- [Exercise details]: Write each line exactly as it stands, from the line containing "Transcribe the text in this document." through the end of the data.

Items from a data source
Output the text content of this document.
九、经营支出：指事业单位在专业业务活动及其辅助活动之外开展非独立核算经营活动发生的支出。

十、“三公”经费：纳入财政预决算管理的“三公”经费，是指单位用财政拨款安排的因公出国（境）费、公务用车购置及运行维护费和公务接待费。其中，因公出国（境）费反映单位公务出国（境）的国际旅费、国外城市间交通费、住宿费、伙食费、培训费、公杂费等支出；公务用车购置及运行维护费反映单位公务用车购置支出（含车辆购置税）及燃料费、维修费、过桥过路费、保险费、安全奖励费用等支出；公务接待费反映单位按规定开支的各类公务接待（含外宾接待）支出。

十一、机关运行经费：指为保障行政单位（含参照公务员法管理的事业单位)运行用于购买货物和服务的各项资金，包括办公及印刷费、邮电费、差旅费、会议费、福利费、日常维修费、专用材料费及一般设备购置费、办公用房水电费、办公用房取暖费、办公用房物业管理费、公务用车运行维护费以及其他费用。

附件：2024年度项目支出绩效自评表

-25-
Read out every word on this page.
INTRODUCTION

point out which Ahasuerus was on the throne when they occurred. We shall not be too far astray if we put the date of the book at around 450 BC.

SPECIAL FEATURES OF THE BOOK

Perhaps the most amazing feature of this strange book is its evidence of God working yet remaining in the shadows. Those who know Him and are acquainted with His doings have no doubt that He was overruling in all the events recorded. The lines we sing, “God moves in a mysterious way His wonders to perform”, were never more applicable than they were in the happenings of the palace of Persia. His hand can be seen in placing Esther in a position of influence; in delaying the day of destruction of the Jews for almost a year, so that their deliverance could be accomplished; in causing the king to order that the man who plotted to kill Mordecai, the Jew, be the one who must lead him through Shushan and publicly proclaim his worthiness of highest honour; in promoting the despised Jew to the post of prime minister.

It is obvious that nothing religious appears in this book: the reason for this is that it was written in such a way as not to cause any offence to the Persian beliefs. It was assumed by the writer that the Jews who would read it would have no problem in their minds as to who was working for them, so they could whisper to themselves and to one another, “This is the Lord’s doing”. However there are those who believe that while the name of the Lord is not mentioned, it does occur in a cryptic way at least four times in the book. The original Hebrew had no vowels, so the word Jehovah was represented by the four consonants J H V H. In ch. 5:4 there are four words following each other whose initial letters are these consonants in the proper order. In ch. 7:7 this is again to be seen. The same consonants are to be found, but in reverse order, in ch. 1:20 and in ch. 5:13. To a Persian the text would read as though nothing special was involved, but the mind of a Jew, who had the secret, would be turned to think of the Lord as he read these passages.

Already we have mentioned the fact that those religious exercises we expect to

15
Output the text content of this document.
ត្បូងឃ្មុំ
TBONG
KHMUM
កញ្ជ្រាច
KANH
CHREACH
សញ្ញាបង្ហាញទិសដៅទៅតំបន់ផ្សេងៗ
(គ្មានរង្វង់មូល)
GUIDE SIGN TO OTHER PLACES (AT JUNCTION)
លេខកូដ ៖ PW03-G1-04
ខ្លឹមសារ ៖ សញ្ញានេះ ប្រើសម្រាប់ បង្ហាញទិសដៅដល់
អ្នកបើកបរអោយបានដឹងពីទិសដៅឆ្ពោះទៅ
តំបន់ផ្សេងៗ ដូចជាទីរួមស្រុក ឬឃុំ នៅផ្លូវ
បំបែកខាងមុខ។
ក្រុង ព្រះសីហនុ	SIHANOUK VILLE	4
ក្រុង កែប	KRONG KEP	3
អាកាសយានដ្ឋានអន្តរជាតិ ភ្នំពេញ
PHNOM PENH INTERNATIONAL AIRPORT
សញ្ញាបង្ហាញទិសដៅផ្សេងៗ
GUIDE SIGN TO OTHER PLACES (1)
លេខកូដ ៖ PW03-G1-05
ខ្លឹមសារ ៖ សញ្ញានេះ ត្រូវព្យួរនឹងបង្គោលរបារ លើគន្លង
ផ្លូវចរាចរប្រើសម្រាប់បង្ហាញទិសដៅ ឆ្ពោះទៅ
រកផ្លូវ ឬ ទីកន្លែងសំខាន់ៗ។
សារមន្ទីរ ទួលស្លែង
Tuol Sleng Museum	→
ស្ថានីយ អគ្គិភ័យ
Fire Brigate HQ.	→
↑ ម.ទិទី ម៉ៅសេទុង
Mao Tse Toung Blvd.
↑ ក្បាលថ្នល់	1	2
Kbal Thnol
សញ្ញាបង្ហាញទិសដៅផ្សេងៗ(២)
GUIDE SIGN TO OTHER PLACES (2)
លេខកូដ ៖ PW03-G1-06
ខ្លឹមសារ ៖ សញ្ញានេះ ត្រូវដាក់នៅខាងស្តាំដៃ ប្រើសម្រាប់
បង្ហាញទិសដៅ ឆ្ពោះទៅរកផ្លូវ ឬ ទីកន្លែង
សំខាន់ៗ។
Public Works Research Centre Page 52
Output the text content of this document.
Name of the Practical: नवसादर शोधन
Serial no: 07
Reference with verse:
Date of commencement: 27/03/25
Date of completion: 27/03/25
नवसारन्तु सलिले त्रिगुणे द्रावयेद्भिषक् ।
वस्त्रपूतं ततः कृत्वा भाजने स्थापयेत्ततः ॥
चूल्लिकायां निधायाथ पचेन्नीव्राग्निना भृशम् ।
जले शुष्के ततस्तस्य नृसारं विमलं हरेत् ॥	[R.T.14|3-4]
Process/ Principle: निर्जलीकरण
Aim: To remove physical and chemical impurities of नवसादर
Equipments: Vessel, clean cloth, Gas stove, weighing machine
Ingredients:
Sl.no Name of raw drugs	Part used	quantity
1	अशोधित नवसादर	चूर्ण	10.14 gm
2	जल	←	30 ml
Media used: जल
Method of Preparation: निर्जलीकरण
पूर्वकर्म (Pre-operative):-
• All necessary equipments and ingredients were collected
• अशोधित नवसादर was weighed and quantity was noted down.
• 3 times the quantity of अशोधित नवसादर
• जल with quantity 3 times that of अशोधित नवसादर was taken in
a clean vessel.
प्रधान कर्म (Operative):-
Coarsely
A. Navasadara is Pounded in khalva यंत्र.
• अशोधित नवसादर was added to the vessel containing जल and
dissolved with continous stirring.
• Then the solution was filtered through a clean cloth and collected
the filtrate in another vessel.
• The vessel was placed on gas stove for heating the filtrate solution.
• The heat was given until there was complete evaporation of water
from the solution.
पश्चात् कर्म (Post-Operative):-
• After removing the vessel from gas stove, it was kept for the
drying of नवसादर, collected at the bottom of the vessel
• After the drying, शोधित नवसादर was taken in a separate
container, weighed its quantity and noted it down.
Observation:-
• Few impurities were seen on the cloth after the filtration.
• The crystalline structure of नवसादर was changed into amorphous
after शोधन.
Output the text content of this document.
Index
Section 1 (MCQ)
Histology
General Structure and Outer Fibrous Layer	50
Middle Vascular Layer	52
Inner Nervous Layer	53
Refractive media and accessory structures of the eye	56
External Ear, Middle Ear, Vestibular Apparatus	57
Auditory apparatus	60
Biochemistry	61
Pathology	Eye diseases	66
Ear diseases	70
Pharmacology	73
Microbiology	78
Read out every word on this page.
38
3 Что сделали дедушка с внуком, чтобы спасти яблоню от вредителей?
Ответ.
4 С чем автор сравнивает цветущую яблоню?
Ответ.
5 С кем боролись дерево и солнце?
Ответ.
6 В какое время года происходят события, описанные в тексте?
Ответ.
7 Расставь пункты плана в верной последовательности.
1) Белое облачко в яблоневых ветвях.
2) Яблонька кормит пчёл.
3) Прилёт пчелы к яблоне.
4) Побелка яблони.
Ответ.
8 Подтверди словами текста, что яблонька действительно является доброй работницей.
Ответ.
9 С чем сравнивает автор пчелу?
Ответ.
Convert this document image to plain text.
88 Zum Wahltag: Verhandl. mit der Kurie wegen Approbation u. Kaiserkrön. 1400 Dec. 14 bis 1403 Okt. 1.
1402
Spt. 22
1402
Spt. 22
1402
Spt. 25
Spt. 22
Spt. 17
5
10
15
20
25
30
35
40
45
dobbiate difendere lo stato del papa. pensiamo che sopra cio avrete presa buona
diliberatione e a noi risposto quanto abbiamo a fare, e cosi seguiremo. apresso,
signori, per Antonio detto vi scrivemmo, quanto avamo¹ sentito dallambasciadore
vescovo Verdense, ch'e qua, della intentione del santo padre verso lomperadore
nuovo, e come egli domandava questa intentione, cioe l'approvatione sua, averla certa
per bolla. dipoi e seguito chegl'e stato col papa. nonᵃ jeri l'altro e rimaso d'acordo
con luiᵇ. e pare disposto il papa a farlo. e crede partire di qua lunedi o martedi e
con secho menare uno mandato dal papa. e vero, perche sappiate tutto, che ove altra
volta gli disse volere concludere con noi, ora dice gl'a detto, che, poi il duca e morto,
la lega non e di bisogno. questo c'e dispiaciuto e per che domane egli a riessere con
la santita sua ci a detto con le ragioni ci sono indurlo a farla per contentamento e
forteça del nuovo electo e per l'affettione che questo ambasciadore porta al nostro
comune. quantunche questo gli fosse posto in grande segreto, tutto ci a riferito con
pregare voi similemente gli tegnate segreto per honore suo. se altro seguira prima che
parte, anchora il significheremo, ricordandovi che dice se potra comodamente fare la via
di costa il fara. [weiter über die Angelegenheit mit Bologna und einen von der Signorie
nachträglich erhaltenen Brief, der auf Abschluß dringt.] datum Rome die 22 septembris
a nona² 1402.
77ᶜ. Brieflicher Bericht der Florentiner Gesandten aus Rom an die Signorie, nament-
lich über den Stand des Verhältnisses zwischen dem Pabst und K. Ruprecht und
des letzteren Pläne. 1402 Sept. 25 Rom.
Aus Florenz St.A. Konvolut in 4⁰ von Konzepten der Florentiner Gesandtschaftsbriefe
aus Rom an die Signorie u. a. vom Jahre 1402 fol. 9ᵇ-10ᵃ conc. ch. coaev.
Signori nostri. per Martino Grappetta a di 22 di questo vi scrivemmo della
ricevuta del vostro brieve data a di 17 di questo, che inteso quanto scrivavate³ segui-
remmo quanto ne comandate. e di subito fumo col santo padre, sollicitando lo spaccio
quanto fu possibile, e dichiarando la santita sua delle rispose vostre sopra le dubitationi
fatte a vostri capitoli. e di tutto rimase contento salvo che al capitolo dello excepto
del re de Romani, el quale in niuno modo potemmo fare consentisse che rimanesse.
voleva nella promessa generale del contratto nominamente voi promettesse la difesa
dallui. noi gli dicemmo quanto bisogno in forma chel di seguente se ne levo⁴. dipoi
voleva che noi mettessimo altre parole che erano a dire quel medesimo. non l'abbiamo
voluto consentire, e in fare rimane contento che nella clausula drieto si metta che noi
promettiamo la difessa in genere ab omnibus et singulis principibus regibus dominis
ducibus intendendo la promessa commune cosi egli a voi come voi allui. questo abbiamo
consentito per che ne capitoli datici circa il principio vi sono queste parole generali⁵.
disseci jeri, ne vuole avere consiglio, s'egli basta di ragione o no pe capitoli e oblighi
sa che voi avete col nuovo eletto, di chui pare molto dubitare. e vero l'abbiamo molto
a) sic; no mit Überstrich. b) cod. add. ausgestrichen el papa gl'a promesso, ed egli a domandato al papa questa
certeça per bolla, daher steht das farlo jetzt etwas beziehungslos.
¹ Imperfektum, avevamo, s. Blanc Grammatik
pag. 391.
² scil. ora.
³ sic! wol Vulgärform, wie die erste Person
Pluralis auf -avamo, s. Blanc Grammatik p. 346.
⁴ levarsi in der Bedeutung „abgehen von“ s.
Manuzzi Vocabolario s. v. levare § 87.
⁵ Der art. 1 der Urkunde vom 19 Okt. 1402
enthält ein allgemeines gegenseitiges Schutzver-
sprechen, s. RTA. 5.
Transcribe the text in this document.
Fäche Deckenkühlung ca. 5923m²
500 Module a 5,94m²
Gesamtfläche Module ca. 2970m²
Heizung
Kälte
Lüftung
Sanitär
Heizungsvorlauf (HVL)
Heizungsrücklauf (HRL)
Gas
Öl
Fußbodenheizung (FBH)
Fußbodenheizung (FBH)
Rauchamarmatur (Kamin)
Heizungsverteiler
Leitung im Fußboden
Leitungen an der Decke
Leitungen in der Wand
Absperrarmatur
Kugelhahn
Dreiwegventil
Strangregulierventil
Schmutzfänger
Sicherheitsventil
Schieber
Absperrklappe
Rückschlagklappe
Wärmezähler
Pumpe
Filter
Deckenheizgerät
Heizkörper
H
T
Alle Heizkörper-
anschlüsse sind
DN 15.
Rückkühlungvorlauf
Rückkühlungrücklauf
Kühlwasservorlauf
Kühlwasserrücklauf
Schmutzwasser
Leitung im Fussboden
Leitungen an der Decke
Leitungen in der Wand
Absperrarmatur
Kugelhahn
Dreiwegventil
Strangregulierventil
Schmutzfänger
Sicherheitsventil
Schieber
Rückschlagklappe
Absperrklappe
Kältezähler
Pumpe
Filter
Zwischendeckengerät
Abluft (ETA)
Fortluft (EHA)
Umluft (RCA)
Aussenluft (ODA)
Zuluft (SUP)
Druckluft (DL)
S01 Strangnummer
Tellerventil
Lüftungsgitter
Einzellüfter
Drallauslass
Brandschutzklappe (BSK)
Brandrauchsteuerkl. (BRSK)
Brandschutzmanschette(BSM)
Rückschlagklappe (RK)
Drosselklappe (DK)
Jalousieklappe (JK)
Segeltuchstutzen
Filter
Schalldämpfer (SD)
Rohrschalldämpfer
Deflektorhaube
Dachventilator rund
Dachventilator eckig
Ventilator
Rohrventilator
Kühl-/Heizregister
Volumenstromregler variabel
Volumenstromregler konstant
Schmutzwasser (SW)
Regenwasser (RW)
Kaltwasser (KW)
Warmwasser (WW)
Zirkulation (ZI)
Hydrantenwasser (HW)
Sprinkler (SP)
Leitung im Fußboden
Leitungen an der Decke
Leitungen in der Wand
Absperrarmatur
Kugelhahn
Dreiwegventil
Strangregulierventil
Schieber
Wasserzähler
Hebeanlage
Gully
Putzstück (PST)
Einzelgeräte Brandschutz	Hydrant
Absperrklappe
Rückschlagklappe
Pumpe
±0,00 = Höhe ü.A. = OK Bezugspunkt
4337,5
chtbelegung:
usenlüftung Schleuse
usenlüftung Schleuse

- [Written answer]:
Transcribe the text in this document.
Fäche Deckenkühlung ca. 5923m²
500 Module a 5,94m²
Gesamtfläche Module ca. 2970m²
Heizung
Kälte
Lüftung
Sanitär
Heizungsvorlauf (HVL)
Heizungsrücklauf (HRL)
Gas
Öl
Fußbodenheizung (FBH)
Fußbodenheizung (FBH)
Rauchamarmatur (Kamin)
Heizungsverteiler
Leitung im Fußboden
Leitungen an der Decke
Leitungen in der Wand
Absperrarmatur
Kugelhahn
Dreiwegventil
Strangregulierventil
Schmutzfänger
Sicherheitsventil
Schieber
Absperrklappe
Rückschlagklappe
Wärmezähler
Pumpe
Filter
Deckenheizgerät
Heizkörper
H
T
Alle Heizkörper-
anschlüsse sind
DN 15.
Rückkühlungvorlauf
Rückkühlungrücklauf
Kühlwasservorlauf
Kühlwasserrücklauf
Schmutzwasser
Leitung im Fussboden
Leitungen an der Decke
Leitungen in der Wand
Absperrarmatur
Kugelhahn
Dreiwegventil
Strangregulierventil
Schmutzfänger
Sicherheitsventil
Schieber
Rückschlagklappe
Absperrklappe
Kältezähler
Pumpe
Filter
Zwischendeckengerät
Abluft (ETA)
Fortluft (EHA)
Umluft (RCA)
Aussenluft (ODA)
Zuluft (SUP)
Druckluft (DL)
S01 Strangnummer
Tellerventil
Lüftungsgitter
Einzellüfter
Drallauslass
Brandschutzklappe (BSK)
Brandrauchsteuerkl. (BRSK)
Brandschutzmanschette(BSM)
Rückschlagklappe (RK)
Drosselklappe (DK)
Jalousieklappe (JK)
Segeltuchstutzen
Filter
Schalldämpfer (SD)
Rohrschalldämpfer
Deflektorhaube
Dachventilator rund
Dachventilator eckig
Ventilator
Rohrventilator
Kühl-/Heizregister
Volumenstromregler variabel
Volumenstromregler konstant
Schmutzwasser (SW)
Regenwasser (RW)
Kaltwasser (KW)
Warmwasser (WW)
Zirkulation (ZI)
Hydrantenwasser (HW)
Sprinkler (SP)
Leitung im Fußboden
Leitungen an der Decke
Leitungen in der Wand
Absperrarmatur
Kugelhahn
Dreiwegventil
Strangregulierventil
Schieber
Wasserzähler
Hebeanlage
Gully
Putzstück (PST)
Einzelgeräte Brandschutz	Hydrant
Absperrklappe
Rückschlagklappe
Pumpe
±0,00 = Höhe ü.A. = OK Bezugspunkt
4337,5
chtbelegung:
usenlüftung Schleuse
usenlüftung Schleuse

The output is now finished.